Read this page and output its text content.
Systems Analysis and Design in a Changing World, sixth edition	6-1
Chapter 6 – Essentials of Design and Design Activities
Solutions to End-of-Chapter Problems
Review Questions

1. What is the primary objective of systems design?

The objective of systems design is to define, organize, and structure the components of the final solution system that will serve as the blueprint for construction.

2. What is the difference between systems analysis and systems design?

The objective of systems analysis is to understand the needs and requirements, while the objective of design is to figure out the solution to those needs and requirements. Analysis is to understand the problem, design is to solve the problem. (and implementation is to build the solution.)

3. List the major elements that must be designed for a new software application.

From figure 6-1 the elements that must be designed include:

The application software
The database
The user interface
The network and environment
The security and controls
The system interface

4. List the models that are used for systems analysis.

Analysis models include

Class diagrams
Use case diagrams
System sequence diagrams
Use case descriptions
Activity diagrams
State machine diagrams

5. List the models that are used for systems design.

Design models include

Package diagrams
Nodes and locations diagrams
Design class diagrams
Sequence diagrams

## Short task
Copy the lines from the entries above in which the word "models" appears.

## Expected output
4. List the models that are used for systems analysis.
Analysis models include
5. List the models that are used for systems design.
Design models include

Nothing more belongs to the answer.